Records for the task:
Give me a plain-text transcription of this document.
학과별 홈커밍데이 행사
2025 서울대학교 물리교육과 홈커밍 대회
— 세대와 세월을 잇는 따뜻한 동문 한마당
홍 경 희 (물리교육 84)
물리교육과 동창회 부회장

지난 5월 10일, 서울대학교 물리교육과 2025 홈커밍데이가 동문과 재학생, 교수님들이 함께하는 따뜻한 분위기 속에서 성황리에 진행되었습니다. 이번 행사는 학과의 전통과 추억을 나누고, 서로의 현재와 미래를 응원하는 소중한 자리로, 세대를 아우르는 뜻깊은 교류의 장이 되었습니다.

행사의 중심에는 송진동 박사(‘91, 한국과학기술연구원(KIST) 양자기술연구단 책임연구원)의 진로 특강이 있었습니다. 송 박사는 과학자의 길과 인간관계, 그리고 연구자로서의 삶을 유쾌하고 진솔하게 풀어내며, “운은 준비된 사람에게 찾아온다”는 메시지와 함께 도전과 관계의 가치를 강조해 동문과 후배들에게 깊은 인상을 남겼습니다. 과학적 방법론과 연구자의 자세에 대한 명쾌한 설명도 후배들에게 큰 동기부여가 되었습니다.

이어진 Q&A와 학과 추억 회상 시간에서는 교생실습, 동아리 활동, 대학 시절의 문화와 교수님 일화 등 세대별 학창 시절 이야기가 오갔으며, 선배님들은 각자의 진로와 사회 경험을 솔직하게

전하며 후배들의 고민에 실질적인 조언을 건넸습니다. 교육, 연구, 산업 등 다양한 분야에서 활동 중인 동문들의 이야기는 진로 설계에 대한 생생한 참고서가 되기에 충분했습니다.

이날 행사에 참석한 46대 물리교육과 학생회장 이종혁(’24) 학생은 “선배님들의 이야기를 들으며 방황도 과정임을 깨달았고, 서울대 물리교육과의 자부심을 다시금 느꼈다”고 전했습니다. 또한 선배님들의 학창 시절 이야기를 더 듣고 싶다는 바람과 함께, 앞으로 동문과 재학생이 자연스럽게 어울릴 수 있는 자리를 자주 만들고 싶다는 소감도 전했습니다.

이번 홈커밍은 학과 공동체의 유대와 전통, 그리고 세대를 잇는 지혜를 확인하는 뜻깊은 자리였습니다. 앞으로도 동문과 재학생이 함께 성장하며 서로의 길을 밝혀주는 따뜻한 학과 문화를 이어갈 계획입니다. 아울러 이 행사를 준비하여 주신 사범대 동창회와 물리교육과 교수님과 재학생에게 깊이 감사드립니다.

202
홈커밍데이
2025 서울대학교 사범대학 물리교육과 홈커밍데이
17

What this task involves: Give back all the records exactly as they stand.

Written response:
Give me a plain-text transcription of this document.
학과별 홈커밍데이 행사
2025 서울대학교 물리교육과 홈커밍 대회
— 세대와 세월을 잇는 따뜻한 동문 한마당
홍 경 희 (물리교육 84)
물리교육과 동창회 부회장

지난 5월 10일, 서울대학교 물리교육과 2025 홈커밍데이가 동문과 재학생, 교수님들이 함께하는 따뜻한 분위기 속에서 성황리에 진행되었습니다. 이번 행사는 학과의 전통과 추억을 나누고, 서로의 현재와 미래를 응원하는 소중한 자리로, 세대를 아우르는 뜻깊은 교류의 장이 되었습니다.

행사의 중심에는 송진동 박사(‘91, 한국과학기술연구원(KIST) 양자기술연구단 책임연구원)의 진로 특강이 있었습니다. 송 박사는 과학자의 길과 인간관계, 그리고 연구자로서의 삶을 유쾌하고 진솔하게 풀어내며, “운은 준비된 사람에게 찾아온다”는 메시지와 함께 도전과 관계의 가치를 강조해 동문과 후배들에게 깊은 인상을 남겼습니다. 과학적 방법론과 연구자의 자세에 대한 명쾌한 설명도 후배들에게 큰 동기부여가 되었습니다.

이어진 Q&A와 학과 추억 회상 시간에서는 교생실습, 동아리 활동, 대학 시절의 문화와 교수님 일화 등 세대별 학창 시절 이야기가 오갔으며, 선배님들은 각자의 진로와 사회 경험을 솔직하게

전하며 후배들의 고민에 실질적인 조언을 건넸습니다. 교육, 연구, 산업 등 다양한 분야에서 활동 중인 동문들의 이야기는 진로 설계에 대한 생생한 참고서가 되기에 충분했습니다.

이날 행사에 참석한 46대 물리교육과 학생회장 이종혁(’24) 학생은 “선배님들의 이야기를 들으며 방황도 과정임을 깨달았고, 서울대 물리교육과의 자부심을 다시금 느꼈다”고 전했습니다. 또한 선배님들의 학창 시절 이야기를 더 듣고 싶다는 바람과 함께, 앞으로 동문과 재학생이 자연스럽게 어울릴 수 있는 자리를 자주 만들고 싶다는 소감도 전했습니다.

이번 홈커밍은 학과 공동체의 유대와 전통, 그리고 세대를 잇는 지혜를 확인하는 뜻깊은 자리였습니다. 앞으로도 동문과 재학생이 함께 성장하며 서로의 길을 밝혀주는 따뜻한 학과 문화를 이어갈 계획입니다. 아울러 이 행사를 준비하여 주신 사범대 동창회와 물리교육과 교수님과 재학생에게 깊이 감사드립니다.

202
홈커밍데이
2025 서울대학교 사범대학 물리교육과 홈커밍데이
17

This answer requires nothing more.